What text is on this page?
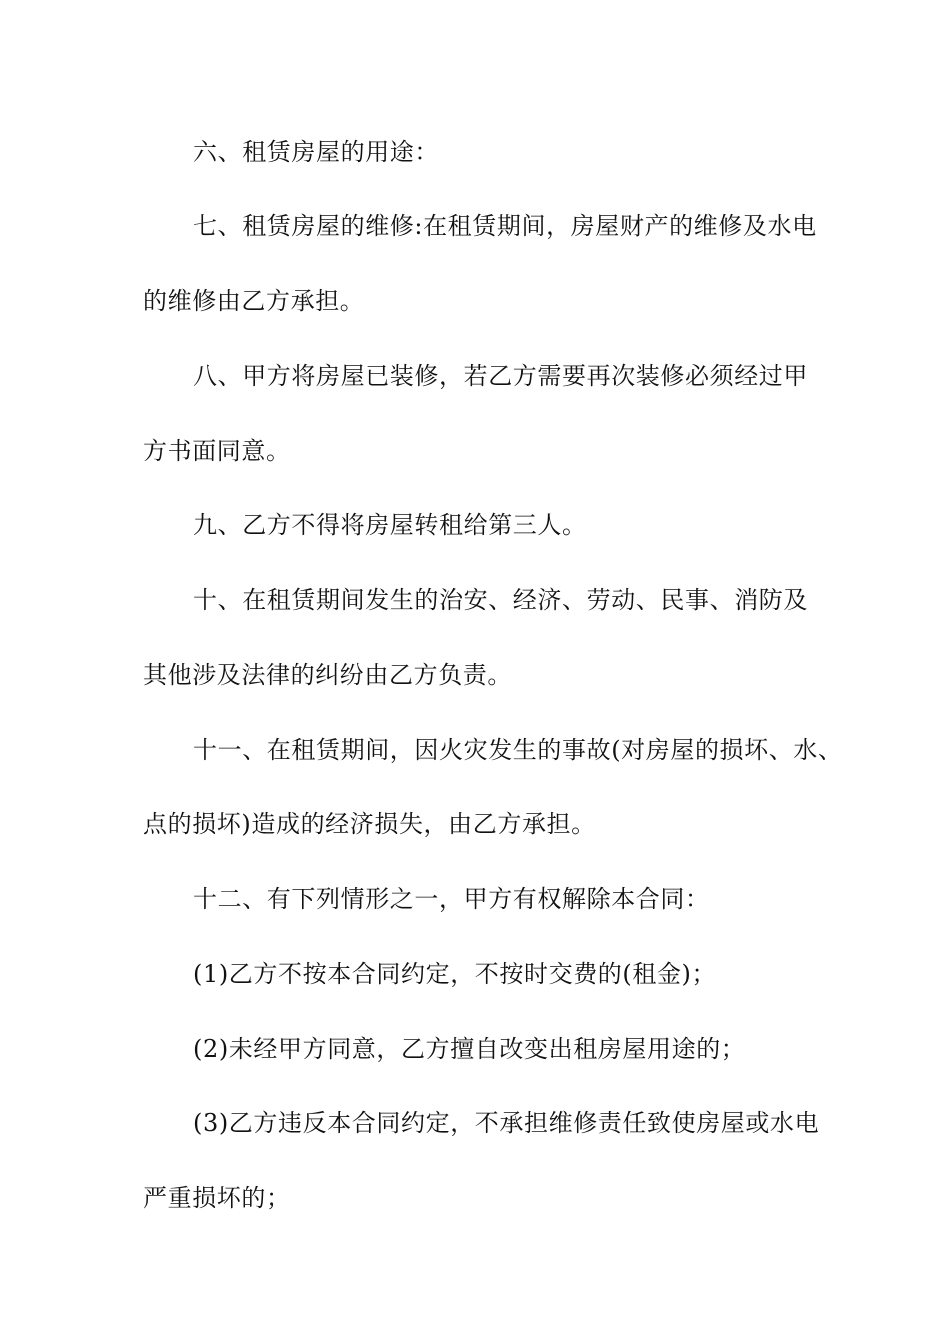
六、租赁房屋的用途：
七、租赁房屋的维修:在租赁期间，房屋财产的维修及水电
的维修由乙方承担。
八、甲方将房屋已装修，若乙方需要再次装修必须经过甲
方书面同意。
九、乙方不得将房屋转租给第三人。
十、在租赁期间发生的治安、经济、劳动、民事、消防及
其他涉及法律的纠纷由乙方负责。
十一、在租赁期间，因火灾发生的事故(对房屋的损坏、水、
点的损坏)造成的经济损失，由乙方承担。
十二、有下列情形之一，甲方有权解除本合同：
(1)乙方不按本合同约定，不按时交费的(租金)；
(2)未经甲方同意，乙方擅自改变出租房屋用途的；
(3)乙方违反本合同约定，不承担维修责任致使房屋或水电
严重损坏的；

[Exercise objective]
Leave out all pictures, then copy the remaining material exactly.

[Output of the task]
What text is on this page?
六、租赁房屋的用途：
七、租赁房屋的维修:在租赁期间，房屋财产的维修及水电
的维修由乙方承担。
八、甲方将房屋已装修，若乙方需要再次装修必须经过甲
方书面同意。
九、乙方不得将房屋转租给第三人。
十、在租赁期间发生的治安、经济、劳动、民事、消防及
其他涉及法律的纠纷由乙方负责。
十一、在租赁期间，因火灾发生的事故(对房屋的损坏、水、
点的损坏)造成的经济损失，由乙方承担。
十二、有下列情形之一，甲方有权解除本合同：
(1)乙方不按本合同约定，不按时交费的(租金)；
(2)未经甲方同意，乙方擅自改变出租房屋用途的；
(3)乙方违反本合同约定，不承担维修责任致使房屋或水电
严重损坏的；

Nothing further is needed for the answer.